Problem to work on. Edit the lines below starting at "- candle-body: [89, 243, 96, 250]" and ending at "- x-tick-label: 2024: [783, 574, 810, 588]" by changing "candle-body" to "candlestick-body" and leaving everything else as it is. Return only those lines.

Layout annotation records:

——————————

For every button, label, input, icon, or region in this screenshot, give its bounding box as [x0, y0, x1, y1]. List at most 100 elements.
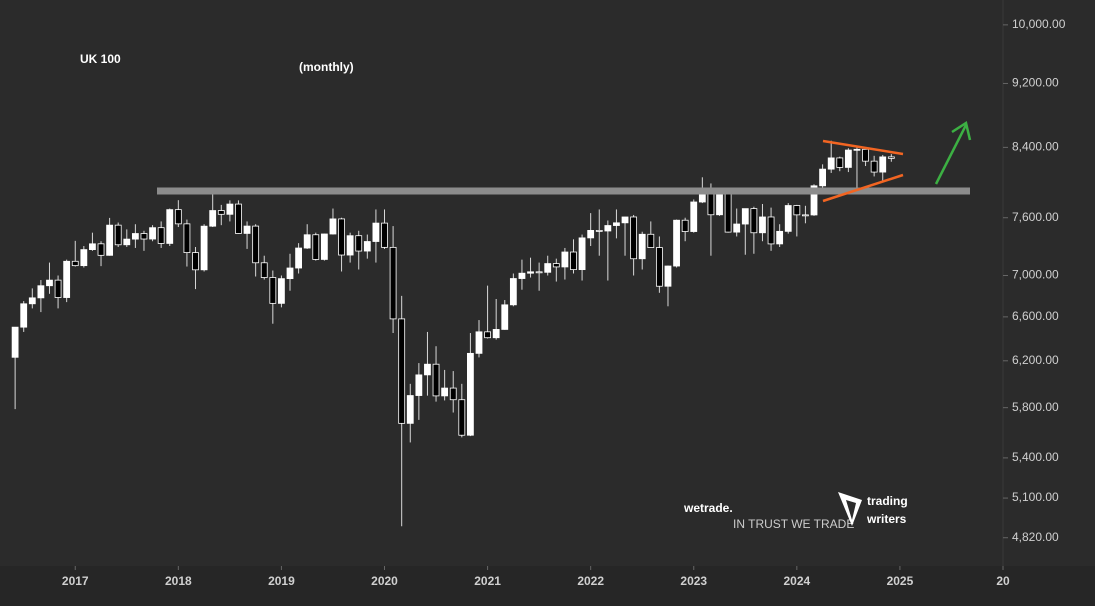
- candle-body: [89, 243, 96, 250]
- candle-body: [827, 157, 835, 170]
- candle-body: [655, 247, 663, 287]
- candle-body: [578, 237, 586, 271]
- candle-body: [673, 219, 680, 267]
- candle-body: [449, 387, 457, 401]
- candle-body: [484, 331, 491, 339]
- candle-body: [20, 303, 28, 328]
- candle-body: [587, 230, 595, 239]
- x-tick-label: 2024: [783, 574, 810, 588]
- candle-body: [741, 208, 749, 225]
- chart-title: UK 100: [80, 52, 121, 66]
- candle-body: [183, 223, 191, 253]
- candle-body: [664, 265, 672, 287]
- x-tick-label: 2020: [371, 574, 398, 588]
- y-tick-label: 10,000.00: [1012, 17, 1066, 31]
- candle-body: [630, 216, 638, 260]
- candle-body: [209, 210, 217, 227]
- y-tick-label: 8,400.00: [1012, 140, 1059, 154]
- candle-body: [312, 234, 320, 260]
- candle-body: [329, 218, 337, 235]
- candle-body: [750, 208, 758, 234]
- candle-body: [492, 329, 500, 339]
- candle-body: [424, 363, 431, 376]
- candle-body: [527, 271, 534, 274]
- y-tick-label: 5,800.00: [1012, 400, 1059, 414]
- candle-body: [338, 218, 345, 256]
- x-tick-label: 20: [996, 574, 1010, 588]
- candle-body: [793, 205, 801, 216]
- candle-body: [372, 222, 380, 242]
- candle-body: [363, 241, 371, 252]
- candle-body: [320, 233, 328, 260]
- candle-body: [346, 235, 354, 256]
- candle-body: [501, 304, 509, 330]
- candle-body: [269, 277, 277, 304]
- breakout-arrow: [934, 120, 972, 185]
- x-tick-label: 2022: [577, 574, 604, 588]
- y-tick-label: 4,820.00: [1012, 530, 1059, 544]
- candle-body: [157, 227, 165, 244]
- candle-body: [681, 219, 689, 232]
- candle-body: [784, 205, 792, 232]
- candle-body: [71, 260, 79, 267]
- candle-body: [638, 233, 646, 260]
- candle-body: [46, 279, 53, 287]
- candle-body: [252, 225, 260, 264]
- x-tick-label: 2023: [680, 574, 707, 588]
- plot: [11, 140, 895, 527]
- brand-icon: [838, 492, 862, 526]
- candle-body: [106, 224, 114, 256]
- candle-body: [295, 247, 302, 269]
- candle-body: [613, 222, 620, 226]
- candle-body: [853, 148, 861, 151]
- candle-body: [570, 251, 577, 271]
- y-tick-label: 6,600.00: [1012, 309, 1059, 323]
- candle-body: [458, 399, 466, 436]
- candle-body: [415, 374, 423, 396]
- candle-body: [776, 230, 784, 245]
- candle-body: [441, 387, 449, 397]
- candle-body: [406, 395, 414, 424]
- triangle-lower: [822, 173, 904, 203]
- candle-body: [11, 326, 19, 358]
- candle-body: [381, 222, 388, 248]
- candle-body: [707, 192, 715, 216]
- candle-body: [733, 223, 741, 233]
- candle-body: [724, 192, 732, 233]
- candle-body: [604, 225, 612, 232]
- candle-body: [475, 331, 483, 354]
- candle-body: [518, 272, 526, 279]
- candle-body: [535, 271, 543, 274]
- y-tick-label: 7,000.00: [1012, 268, 1059, 282]
- candle-body: [278, 278, 285, 304]
- x-tick-label: 2017: [62, 574, 89, 588]
- y-tick-label: 7,600.00: [1012, 210, 1059, 224]
- candle-body: [467, 352, 474, 436]
- x-tick-label: 2021: [474, 574, 501, 588]
- candle-body: [561, 251, 569, 268]
- candle-body: [260, 262, 268, 278]
- candle-body: [166, 209, 174, 244]
- candle-body: [509, 278, 517, 306]
- candle-body: [37, 285, 45, 299]
- candle-body: [131, 233, 139, 240]
- candle-body: [432, 363, 440, 397]
- y-tick-label: 5,400.00: [1012, 450, 1059, 464]
- brand-wetrade: wetrade.: [683, 501, 733, 515]
- triangle-upper: [822, 139, 904, 156]
- candle-body: [235, 203, 242, 234]
- candle-body: [80, 249, 88, 267]
- candle-body: [690, 201, 698, 232]
- candle-body: [54, 279, 62, 298]
- candle-body: [217, 210, 225, 215]
- candle-body: [716, 192, 723, 216]
- candle-body: [28, 297, 36, 305]
- candle-body: [149, 227, 156, 240]
- brand-trading: trading: [867, 494, 908, 508]
- candle-body: [63, 260, 71, 298]
- candle-body: [114, 224, 122, 246]
- candle-body: [836, 157, 844, 168]
- x-tick-label: 2018: [165, 574, 192, 588]
- candle-body: [355, 235, 363, 252]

——————————

Expected answer.
- candlestick-body: [89, 243, 96, 250]
- candlestick-body: [827, 157, 835, 170]
- candlestick-body: [655, 247, 663, 287]
- candlestick-body: [578, 237, 586, 271]
- candlestick-body: [673, 219, 680, 267]
- candlestick-body: [449, 387, 457, 401]
- candlestick-body: [484, 331, 491, 339]
- candlestick-body: [20, 303, 28, 328]
- candlestick-body: [587, 230, 595, 239]
- x-tick-label: 2024: [783, 574, 810, 588]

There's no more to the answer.